Locate the word "temperature" in the entries below, then gather every line that holds it.

Data entries for graphics
(begin)
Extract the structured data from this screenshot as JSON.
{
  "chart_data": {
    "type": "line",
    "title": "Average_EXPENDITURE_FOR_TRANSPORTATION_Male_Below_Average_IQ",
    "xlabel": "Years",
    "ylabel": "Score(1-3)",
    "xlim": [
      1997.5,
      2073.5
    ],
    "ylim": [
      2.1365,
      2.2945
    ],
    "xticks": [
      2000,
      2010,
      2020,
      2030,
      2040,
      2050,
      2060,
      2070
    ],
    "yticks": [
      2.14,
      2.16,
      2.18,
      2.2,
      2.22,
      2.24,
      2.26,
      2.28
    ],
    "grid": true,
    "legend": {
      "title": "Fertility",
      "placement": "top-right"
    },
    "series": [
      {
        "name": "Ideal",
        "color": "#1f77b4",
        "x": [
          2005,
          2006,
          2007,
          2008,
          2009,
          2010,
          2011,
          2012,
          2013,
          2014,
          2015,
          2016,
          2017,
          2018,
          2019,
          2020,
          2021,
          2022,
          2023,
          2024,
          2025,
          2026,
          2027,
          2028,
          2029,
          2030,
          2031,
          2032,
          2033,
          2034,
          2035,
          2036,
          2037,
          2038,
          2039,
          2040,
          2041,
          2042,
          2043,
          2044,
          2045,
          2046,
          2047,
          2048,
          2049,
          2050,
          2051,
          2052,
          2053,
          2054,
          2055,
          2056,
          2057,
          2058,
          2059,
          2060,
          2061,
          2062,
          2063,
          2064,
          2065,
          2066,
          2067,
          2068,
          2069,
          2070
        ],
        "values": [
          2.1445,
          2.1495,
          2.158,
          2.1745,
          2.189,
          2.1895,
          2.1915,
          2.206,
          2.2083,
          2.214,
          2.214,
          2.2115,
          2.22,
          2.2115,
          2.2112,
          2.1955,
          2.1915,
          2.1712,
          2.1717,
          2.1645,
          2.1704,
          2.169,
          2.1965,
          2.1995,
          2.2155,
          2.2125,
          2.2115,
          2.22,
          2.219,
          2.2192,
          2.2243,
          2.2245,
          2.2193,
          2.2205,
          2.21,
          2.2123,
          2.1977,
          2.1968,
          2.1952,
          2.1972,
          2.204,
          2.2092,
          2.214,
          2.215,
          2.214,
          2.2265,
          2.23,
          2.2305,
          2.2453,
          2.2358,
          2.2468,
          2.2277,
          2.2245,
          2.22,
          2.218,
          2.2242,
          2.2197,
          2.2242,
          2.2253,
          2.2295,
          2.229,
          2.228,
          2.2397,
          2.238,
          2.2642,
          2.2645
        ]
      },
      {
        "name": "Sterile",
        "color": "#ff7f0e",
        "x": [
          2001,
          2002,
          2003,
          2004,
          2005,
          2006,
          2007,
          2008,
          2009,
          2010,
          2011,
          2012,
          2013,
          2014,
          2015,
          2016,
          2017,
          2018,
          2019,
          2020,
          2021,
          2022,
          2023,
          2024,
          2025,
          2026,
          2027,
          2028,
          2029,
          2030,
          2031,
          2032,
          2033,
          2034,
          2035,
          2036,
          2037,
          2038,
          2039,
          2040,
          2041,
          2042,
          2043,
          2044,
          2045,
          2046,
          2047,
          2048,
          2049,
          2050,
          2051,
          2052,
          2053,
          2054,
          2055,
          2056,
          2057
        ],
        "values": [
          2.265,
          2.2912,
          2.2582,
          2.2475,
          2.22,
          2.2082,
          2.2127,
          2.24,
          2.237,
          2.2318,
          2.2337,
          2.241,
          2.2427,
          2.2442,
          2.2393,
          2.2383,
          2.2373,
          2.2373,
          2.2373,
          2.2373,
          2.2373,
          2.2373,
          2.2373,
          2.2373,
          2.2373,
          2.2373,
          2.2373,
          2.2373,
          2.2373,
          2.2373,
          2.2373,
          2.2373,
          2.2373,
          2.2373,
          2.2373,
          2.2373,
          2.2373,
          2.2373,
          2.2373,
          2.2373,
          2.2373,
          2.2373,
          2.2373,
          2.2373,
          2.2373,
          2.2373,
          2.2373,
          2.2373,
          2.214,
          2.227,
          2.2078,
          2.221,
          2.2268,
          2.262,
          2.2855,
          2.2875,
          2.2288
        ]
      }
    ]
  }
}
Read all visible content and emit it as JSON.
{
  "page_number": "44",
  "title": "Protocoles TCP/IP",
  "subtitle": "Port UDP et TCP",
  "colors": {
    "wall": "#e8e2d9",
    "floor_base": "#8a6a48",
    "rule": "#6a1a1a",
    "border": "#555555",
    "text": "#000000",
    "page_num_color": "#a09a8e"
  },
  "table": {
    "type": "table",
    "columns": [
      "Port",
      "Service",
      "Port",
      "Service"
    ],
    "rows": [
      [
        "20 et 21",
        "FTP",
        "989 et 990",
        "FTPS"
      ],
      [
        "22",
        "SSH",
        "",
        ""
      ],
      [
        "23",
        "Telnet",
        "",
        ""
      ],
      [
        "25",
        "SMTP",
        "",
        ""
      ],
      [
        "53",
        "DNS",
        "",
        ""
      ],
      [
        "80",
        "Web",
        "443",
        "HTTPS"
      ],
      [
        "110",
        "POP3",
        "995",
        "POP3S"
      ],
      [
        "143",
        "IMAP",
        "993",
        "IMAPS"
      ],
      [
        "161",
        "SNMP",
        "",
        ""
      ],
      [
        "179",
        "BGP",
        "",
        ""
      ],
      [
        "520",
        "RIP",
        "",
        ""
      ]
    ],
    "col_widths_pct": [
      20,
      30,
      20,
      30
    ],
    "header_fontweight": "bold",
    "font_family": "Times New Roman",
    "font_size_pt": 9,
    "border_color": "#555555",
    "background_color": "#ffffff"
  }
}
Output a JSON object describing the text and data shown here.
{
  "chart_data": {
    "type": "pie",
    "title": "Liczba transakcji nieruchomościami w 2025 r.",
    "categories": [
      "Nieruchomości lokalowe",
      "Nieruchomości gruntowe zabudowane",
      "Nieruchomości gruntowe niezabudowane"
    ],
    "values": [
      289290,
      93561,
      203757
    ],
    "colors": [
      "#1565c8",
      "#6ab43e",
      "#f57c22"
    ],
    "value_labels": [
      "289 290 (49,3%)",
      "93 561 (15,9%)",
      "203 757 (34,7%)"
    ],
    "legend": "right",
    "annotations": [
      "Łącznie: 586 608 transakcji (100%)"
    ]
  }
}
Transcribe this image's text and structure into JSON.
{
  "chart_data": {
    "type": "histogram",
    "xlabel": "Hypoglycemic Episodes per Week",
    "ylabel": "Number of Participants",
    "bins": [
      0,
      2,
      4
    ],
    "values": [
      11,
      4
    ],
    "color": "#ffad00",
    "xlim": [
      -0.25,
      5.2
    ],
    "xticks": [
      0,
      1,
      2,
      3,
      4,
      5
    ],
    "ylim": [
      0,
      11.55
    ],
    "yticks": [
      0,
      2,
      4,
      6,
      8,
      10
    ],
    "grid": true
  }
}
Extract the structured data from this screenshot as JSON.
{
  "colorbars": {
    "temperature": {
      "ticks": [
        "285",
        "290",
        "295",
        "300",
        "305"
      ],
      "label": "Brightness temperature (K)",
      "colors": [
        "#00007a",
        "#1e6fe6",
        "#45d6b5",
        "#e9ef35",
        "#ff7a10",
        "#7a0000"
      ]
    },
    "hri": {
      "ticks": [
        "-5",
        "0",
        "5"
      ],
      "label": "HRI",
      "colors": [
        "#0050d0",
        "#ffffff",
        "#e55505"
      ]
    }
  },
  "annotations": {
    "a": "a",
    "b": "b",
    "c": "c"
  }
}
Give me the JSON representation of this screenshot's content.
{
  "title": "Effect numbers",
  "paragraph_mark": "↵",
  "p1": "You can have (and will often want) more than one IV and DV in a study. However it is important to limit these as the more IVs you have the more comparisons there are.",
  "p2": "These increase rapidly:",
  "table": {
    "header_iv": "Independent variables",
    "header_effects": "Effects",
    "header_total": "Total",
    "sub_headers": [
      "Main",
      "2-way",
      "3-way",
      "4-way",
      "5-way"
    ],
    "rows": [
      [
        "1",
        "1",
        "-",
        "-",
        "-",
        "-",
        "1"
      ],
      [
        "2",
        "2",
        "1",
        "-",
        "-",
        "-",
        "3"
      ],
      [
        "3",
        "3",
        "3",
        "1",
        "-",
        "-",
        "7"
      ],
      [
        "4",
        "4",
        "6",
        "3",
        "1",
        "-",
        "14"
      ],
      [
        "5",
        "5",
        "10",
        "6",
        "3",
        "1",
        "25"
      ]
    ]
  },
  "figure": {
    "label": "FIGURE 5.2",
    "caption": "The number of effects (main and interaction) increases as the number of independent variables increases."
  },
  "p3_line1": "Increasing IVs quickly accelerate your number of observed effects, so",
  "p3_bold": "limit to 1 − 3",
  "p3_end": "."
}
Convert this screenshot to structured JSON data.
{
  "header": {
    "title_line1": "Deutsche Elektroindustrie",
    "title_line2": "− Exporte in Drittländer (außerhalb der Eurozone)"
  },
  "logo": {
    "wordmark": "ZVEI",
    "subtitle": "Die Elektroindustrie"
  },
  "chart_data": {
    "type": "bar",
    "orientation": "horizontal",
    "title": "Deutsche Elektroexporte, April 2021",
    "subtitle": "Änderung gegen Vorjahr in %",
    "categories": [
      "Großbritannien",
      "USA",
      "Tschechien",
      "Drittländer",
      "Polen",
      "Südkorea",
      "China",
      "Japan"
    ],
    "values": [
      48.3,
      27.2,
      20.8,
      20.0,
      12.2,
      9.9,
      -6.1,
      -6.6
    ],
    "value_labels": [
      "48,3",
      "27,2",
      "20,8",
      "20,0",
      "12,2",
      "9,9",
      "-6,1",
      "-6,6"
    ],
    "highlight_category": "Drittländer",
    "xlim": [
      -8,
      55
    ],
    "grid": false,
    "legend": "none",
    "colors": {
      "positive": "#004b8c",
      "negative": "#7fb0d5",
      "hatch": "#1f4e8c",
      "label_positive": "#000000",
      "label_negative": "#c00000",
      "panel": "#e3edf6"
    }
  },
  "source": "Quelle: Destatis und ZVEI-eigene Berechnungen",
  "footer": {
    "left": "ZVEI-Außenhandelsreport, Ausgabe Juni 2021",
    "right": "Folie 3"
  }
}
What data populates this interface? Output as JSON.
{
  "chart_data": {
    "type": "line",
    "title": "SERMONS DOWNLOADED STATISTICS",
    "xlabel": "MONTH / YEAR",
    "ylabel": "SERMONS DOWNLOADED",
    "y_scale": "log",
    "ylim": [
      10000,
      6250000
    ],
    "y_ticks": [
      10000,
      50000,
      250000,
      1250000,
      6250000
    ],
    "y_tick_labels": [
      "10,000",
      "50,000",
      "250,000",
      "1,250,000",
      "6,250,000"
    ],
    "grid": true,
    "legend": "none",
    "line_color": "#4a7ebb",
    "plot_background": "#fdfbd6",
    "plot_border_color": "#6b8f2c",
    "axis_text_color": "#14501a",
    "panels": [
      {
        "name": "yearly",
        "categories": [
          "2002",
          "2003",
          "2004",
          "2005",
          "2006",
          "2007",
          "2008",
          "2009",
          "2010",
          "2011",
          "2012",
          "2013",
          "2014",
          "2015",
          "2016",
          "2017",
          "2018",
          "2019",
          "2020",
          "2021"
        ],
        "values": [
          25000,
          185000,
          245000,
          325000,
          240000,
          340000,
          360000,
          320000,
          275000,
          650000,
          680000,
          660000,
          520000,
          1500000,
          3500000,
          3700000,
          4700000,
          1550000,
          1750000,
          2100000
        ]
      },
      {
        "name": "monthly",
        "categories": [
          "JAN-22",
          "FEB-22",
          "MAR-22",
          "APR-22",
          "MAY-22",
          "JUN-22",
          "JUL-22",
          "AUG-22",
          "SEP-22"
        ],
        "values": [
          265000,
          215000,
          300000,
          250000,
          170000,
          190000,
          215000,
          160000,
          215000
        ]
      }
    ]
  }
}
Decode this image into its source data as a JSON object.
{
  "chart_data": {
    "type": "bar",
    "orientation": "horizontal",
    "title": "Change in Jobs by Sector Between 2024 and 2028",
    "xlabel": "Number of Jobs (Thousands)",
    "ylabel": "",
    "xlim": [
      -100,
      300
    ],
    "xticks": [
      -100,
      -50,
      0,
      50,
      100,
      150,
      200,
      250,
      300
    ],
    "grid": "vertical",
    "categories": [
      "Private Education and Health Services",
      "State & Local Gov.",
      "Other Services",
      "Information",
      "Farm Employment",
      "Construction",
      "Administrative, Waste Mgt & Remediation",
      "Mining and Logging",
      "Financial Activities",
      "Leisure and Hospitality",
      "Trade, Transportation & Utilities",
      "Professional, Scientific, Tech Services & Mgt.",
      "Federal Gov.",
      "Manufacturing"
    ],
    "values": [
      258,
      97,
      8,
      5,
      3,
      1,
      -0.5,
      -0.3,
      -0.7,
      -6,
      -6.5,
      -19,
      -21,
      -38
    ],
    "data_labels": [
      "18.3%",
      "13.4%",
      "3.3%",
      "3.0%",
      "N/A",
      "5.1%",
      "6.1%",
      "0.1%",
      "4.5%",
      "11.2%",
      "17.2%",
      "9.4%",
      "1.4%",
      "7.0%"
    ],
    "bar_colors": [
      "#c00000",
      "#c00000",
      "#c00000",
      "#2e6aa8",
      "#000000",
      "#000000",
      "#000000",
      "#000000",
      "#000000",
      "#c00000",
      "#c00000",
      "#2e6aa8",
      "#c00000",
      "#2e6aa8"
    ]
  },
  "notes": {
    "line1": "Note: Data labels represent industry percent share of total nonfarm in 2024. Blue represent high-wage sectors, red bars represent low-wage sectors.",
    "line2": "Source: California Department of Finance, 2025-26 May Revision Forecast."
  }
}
(end)
§ **Result of this task**
    "temperature": {
      "label": "Brightness temperature (K)",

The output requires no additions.